## Information provided
☆ ☆ ☆ ☆

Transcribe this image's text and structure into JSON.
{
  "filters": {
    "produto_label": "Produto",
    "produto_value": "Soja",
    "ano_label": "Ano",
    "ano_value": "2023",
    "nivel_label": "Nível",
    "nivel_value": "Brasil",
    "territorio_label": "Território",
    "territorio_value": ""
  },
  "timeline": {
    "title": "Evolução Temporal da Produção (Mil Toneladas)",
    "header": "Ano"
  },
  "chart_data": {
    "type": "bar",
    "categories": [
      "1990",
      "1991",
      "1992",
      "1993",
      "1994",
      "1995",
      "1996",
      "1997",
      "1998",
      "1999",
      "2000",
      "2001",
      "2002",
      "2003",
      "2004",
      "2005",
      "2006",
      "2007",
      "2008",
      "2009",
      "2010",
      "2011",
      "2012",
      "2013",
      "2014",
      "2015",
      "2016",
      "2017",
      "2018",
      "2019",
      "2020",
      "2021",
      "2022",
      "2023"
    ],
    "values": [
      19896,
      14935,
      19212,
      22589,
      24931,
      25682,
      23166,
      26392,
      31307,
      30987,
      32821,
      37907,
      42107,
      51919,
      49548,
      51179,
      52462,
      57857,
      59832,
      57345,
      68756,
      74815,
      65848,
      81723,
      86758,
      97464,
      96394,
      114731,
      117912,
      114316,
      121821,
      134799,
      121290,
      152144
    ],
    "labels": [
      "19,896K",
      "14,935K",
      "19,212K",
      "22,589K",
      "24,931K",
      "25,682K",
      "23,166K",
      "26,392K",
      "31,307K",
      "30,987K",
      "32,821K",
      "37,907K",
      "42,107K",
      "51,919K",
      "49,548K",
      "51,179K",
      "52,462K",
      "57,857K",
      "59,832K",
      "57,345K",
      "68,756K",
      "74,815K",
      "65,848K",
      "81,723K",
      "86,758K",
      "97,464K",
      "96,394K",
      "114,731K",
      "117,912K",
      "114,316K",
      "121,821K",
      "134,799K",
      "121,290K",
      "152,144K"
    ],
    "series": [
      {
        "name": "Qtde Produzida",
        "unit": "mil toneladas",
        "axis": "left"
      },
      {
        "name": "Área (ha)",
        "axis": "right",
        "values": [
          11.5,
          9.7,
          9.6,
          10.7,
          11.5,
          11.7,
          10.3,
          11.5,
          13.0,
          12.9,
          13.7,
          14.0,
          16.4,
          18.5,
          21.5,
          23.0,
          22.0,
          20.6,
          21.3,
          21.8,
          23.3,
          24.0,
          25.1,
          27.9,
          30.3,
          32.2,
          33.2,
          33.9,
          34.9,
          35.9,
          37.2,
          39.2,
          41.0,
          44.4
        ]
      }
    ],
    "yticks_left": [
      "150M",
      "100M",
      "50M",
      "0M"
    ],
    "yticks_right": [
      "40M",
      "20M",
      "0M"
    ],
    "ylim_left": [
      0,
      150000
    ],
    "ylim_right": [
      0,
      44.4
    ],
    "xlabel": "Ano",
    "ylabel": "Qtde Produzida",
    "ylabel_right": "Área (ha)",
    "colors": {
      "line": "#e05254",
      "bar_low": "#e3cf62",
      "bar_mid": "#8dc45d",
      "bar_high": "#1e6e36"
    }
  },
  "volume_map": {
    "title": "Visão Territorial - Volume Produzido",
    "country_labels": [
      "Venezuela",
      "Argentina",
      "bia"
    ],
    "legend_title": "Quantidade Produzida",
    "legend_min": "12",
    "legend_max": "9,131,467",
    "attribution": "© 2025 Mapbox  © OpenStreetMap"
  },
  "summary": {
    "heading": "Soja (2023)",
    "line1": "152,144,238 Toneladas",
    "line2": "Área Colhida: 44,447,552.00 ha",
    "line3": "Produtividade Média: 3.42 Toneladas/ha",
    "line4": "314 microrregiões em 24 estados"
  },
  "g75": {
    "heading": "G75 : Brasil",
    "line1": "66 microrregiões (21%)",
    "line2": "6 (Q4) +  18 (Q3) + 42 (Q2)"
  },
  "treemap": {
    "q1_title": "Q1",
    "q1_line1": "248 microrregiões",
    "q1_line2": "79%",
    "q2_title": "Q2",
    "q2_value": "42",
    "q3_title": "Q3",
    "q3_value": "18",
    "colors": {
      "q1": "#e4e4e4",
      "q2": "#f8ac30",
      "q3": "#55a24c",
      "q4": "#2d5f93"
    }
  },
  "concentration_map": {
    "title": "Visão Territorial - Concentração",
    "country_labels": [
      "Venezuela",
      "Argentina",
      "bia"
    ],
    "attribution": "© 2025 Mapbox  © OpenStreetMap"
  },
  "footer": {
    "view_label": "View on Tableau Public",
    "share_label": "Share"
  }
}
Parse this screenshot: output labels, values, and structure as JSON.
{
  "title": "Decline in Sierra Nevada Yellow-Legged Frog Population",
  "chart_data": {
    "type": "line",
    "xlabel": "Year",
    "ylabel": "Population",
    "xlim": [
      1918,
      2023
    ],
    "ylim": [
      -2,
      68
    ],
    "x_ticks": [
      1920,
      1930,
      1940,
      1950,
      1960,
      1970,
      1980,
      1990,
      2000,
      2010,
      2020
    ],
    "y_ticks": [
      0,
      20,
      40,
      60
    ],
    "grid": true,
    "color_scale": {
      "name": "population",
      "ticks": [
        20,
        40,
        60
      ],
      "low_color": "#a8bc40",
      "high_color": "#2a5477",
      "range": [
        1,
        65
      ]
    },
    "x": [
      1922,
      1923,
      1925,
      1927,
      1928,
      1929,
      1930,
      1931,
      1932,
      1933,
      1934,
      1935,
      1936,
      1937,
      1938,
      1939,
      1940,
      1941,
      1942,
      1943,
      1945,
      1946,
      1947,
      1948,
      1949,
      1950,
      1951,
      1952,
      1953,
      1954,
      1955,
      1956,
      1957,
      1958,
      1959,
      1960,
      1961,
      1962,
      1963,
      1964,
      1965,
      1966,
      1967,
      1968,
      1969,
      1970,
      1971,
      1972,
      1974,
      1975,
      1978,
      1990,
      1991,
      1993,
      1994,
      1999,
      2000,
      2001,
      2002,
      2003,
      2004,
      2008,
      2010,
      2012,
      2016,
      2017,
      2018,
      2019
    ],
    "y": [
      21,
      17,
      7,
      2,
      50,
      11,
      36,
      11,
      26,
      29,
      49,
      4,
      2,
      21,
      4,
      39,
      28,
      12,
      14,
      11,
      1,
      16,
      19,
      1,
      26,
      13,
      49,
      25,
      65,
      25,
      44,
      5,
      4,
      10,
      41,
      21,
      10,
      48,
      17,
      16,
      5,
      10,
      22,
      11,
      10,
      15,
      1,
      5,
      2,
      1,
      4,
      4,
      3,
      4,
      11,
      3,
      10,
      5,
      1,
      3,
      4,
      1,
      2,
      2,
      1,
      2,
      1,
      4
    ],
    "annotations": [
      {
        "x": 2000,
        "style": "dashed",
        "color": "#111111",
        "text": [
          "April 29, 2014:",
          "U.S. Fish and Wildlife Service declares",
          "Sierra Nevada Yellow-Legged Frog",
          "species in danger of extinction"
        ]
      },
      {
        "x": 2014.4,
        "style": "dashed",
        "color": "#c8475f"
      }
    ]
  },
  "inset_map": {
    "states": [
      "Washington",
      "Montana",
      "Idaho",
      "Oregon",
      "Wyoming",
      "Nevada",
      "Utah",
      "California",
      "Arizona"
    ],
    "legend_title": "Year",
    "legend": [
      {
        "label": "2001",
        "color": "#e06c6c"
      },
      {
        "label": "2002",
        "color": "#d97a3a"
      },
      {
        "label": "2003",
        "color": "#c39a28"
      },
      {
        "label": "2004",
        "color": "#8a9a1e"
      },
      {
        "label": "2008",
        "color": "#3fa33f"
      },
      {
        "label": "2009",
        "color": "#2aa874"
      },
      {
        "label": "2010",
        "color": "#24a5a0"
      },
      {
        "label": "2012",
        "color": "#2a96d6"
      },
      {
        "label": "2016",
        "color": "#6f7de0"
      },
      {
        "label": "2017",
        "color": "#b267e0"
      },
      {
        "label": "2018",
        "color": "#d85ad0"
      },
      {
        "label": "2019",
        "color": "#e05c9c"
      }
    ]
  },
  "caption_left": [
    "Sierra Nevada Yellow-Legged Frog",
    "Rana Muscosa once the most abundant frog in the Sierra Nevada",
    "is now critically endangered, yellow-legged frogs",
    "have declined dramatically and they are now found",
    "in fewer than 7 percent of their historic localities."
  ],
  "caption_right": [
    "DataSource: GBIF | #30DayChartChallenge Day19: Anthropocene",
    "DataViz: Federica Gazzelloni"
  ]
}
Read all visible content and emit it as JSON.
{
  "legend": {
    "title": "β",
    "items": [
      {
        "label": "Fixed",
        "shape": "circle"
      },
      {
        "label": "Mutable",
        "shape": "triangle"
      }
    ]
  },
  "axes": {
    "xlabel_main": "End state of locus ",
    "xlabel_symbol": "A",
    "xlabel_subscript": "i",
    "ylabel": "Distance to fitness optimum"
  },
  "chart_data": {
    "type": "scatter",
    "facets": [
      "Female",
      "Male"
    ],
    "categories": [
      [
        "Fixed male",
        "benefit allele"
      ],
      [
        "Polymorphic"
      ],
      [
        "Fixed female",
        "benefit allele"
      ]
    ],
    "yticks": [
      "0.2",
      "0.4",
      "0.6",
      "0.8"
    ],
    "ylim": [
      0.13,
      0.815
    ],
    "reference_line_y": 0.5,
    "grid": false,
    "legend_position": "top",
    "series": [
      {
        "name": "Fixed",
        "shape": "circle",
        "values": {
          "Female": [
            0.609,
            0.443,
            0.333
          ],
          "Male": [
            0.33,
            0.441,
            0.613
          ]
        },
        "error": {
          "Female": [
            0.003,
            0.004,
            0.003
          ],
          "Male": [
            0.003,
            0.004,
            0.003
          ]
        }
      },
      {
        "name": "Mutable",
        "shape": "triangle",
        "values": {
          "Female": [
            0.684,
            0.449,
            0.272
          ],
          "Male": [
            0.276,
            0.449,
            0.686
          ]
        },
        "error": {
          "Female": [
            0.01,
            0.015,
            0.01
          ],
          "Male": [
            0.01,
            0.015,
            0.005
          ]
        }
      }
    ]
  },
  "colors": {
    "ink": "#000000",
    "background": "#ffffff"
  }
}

☆ ☆ ☆ ☆

## Task directions
Look through the entries above and report each line where the string "microrregiões" occurs.

## Solution for this problem
    "line4": "314 microrregiões em 24 estados"
    "line1": "66 microrregiões (21%)",
    "q1_line1": "248 microrregiões",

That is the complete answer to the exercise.